Data provided ▸
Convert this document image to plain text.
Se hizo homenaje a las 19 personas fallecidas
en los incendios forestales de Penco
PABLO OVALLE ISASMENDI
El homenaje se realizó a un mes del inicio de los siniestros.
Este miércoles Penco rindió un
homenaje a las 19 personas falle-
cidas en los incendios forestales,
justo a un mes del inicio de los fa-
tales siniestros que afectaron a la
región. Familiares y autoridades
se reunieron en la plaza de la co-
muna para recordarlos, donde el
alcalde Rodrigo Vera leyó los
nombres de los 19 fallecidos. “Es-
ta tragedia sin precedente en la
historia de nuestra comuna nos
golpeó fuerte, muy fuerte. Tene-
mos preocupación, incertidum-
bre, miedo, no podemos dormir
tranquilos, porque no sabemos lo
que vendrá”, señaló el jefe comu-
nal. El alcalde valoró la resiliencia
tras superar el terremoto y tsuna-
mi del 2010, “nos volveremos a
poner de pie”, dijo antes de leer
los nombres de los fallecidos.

Short task ▸ Produce an exact copy of the whole listing.

In response ▸
Convert this document image to plain text.
Se hizo homenaje a las 19 personas fallecidas
en los incendios forestales de Penco
PABLO OVALLE ISASMENDI
El homenaje se realizó a un mes del inicio de los siniestros.
Este miércoles Penco rindió un
homenaje a las 19 personas falle-
cidas en los incendios forestales,
justo a un mes del inicio de los fa-
tales siniestros que afectaron a la
región. Familiares y autoridades
se reunieron en la plaza de la co-
muna para recordarlos, donde el
alcalde Rodrigo Vera leyó los
nombres de los 19 fallecidos. “Es-
ta tragedia sin precedente en la
historia de nuestra comuna nos
golpeó fuerte, muy fuerte. Tene-
mos preocupación, incertidum-
bre, miedo, no podemos dormir
tranquilos, porque no sabemos lo
que vendrá”, señaló el jefe comu-
nal. El alcalde valoró la resiliencia
tras superar el terremoto y tsuna-
mi del 2010, “nos volveremos a
poner de pie”, dijo antes de leer
los nombres de los fallecidos.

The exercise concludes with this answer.